## Begin
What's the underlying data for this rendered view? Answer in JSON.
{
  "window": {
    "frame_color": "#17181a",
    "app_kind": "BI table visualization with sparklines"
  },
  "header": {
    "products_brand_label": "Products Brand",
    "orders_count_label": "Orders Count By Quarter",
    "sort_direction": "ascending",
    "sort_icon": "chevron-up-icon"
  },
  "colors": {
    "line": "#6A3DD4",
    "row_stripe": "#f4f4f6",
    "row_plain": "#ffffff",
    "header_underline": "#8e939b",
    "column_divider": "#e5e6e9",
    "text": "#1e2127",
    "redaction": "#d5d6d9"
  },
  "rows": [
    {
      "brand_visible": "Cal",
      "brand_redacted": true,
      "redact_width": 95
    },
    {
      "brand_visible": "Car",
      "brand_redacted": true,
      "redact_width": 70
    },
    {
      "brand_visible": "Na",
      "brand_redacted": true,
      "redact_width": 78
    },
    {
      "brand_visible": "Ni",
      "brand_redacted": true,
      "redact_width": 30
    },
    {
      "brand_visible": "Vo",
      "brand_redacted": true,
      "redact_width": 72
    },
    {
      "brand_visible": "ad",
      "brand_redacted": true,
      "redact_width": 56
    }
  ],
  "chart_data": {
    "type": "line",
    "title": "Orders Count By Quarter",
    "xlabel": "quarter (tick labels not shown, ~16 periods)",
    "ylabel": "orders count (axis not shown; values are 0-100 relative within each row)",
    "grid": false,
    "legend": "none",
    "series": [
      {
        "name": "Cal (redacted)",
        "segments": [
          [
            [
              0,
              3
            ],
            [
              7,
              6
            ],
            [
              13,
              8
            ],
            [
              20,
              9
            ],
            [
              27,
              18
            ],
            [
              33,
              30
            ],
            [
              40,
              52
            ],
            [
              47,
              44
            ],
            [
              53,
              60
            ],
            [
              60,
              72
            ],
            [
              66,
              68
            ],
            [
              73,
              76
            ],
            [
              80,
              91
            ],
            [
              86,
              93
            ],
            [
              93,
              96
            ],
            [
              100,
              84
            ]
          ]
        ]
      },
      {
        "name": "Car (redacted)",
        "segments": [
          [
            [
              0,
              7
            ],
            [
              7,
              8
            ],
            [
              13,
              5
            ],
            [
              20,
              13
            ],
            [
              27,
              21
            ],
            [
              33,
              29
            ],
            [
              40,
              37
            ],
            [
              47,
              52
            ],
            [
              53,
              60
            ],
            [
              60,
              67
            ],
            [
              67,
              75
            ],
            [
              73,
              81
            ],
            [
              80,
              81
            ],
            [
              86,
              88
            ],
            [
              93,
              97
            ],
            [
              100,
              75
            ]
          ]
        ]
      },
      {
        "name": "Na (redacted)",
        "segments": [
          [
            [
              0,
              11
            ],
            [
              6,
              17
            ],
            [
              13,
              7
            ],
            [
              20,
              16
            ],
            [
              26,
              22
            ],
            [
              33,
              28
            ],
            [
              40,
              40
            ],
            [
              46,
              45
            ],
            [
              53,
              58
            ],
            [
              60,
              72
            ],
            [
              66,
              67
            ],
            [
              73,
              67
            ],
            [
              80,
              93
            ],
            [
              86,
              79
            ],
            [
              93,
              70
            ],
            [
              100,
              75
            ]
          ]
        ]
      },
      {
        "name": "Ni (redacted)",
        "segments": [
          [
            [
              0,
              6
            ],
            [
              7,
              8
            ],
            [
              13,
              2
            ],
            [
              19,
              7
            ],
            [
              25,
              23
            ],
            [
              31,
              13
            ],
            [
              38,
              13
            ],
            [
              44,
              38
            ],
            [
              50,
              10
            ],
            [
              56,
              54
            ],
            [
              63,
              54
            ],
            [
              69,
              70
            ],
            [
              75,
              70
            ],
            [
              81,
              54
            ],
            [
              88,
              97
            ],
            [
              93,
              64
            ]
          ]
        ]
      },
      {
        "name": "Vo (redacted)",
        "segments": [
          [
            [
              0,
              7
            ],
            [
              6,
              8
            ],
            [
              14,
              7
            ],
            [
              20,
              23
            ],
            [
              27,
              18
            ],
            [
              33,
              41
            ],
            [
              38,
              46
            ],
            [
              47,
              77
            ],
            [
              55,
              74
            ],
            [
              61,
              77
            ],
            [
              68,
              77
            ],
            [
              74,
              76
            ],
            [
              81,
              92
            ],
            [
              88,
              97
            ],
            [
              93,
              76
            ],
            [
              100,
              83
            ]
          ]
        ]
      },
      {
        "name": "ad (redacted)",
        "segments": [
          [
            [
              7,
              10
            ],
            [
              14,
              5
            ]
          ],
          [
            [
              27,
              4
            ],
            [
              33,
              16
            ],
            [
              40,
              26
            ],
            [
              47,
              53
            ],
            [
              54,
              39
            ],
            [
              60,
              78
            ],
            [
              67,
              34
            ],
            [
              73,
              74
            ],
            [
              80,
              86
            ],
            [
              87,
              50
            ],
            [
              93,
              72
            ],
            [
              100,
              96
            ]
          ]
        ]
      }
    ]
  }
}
## End
- [SET PROBLEM] Print out all the entries precisely as written.

- [SOLUTION TO THE EXERCISE]
What's the underlying data for this rendered view? Answer in JSON.
{
  "window": {
    "frame_color": "#17181a",
    "app_kind": "BI table visualization with sparklines"
  },
  "header": {
    "products_brand_label": "Products Brand",
    "orders_count_label": "Orders Count By Quarter",
    "sort_direction": "ascending",
    "sort_icon": "chevron-up-icon"
  },
  "colors": {
    "line": "#6A3DD4",
    "row_stripe": "#f4f4f6",
    "row_plain": "#ffffff",
    "header_underline": "#8e939b",
    "column_divider": "#e5e6e9",
    "text": "#1e2127",
    "redaction": "#d5d6d9"
  },
  "rows": [
    {
      "brand_visible": "Cal",
      "brand_redacted": true,
      "redact_width": 95
    },
    {
      "brand_visible": "Car",
      "brand_redacted": true,
      "redact_width": 70
    },
    {
      "brand_visible": "Na",
      "brand_redacted": true,
      "redact_width": 78
    },
    {
      "brand_visible": "Ni",
      "brand_redacted": true,
      "redact_width": 30
    },
    {
      "brand_visible": "Vo",
      "brand_redacted": true,
      "redact_width": 72
    },
    {
      "brand_visible": "ad",
      "brand_redacted": true,
      "redact_width": 56
    }
  ],
  "chart_data": {
    "type": "line",
    "title": "Orders Count By Quarter",
    "xlabel": "quarter (tick labels not shown, ~16 periods)",
    "ylabel": "orders count (axis not shown; values are 0-100 relative within each row)",
    "grid": false,
    "legend": "none",
    "series": [
      {
        "name": "Cal (redacted)",
        "segments": [
          [
            [
              0,
              3
            ],
            [
              7,
              6
            ],
            [
              13,
              8
            ],
            [
              20,
              9
            ],
            [
              27,
              18
            ],
            [
              33,
              30
            ],
            [
              40,
              52
            ],
            [
              47,
              44
            ],
            [
              53,
              60
            ],
            [
              60,
              72
            ],
            [
              66,
              68
            ],
            [
              73,
              76
            ],
            [
              80,
              91
            ],
            [
              86,
              93
            ],
            [
              93,
              96
            ],
            [
              100,
              84
            ]
          ]
        ]
      },
      {
        "name": "Car (redacted)",
        "segments": [
          [
            [
              0,
              7
            ],
            [
              7,
              8
            ],
            [
              13,
              5
            ],
            [
              20,
              13
            ],
            [
              27,
              21
            ],
            [
              33,
              29
            ],
            [
              40,
              37
            ],
            [
              47,
              52
            ],
            [
              53,
              60
            ],
            [
              60,
              67
            ],
            [
              67,
              75
            ],
            [
              73,
              81
            ],
            [
              80,
              81
            ],
            [
              86,
              88
            ],
            [
              93,
              97
            ],
            [
              100,
              75
            ]
          ]
        ]
      },
      {
        "name": "Na (redacted)",
        "segments": [
          [
            [
              0,
              11
            ],
            [
              6,
              17
            ],
            [
              13,
              7
            ],
            [
              20,
              16
            ],
            [
              26,
              22
            ],
            [
              33,
              28
            ],
            [
              40,
              40
            ],
            [
              46,
              45
            ],
            [
              53,
              58
            ],
            [
              60,
              72
            ],
            [
              66,
              67
            ],
            [
              73,
              67
            ],
            [
              80,
              93
            ],
            [
              86,
              79
            ],
            [
              93,
              70
            ],
            [
              100,
              75
            ]
          ]
        ]
      },
      {
        "name": "Ni (redacted)",
        "segments": [
          [
            [
              0,
              6
            ],
            [
              7,
              8
            ],
            [
              13,
              2
            ],
            [
              19,
              7
            ],
            [
              25,
              23
            ],
            [
              31,
              13
            ],
            [
              38,
              13
            ],
            [
              44,
              38
            ],
            [
              50,
              10
            ],
            [
              56,
              54
            ],
            [
              63,
              54
            ],
            [
              69,
              70
            ],
            [
              75,
              70
            ],
            [
              81,
              54
            ],
            [
              88,
              97
            ],
            [
              93,
              64
            ]
          ]
        ]
      },
      {
        "name": "Vo (redacted)",
        "segments": [
          [
            [
              0,
              7
            ],
            [
              6,
              8
            ],
            [
              14,
              7
            ],
            [
              20,
              23
            ],
            [
              27,
              18
            ],
            [
              33,
              41
            ],
            [
              38,
              46
            ],
            [
              47,
              77
            ],
            [
              55,
              74
            ],
            [
              61,
              77
            ],
            [
              68,
              77
            ],
            [
              74,
              76
            ],
            [
              81,
              92
            ],
            [
              88,
              97
            ],
            [
              93,
              76
            ],
            [
              100,
              83
            ]
          ]
        ]
      },
      {
        "name": "ad (redacted)",
        "segments": [
          [
            [
              7,
              10
            ],
            [
              14,
              5
            ]
          ],
          [
            [
              27,
              4
            ],
            [
              33,
              16
            ],
            [
              40,
              26
            ],
            [
              47,
              53
            ],
            [
              54,
              39
            ],
            [
              60,
              78
            ],
            [
              67,
              34
            ],
            [
              73,
              74
            ],
            [
              80,
              86
            ],
            [
              87,
              50
            ],
            [
              93,
              72
            ],
            [
              100,
              96
            ]
          ]
        ]
      }
    ]
  }
}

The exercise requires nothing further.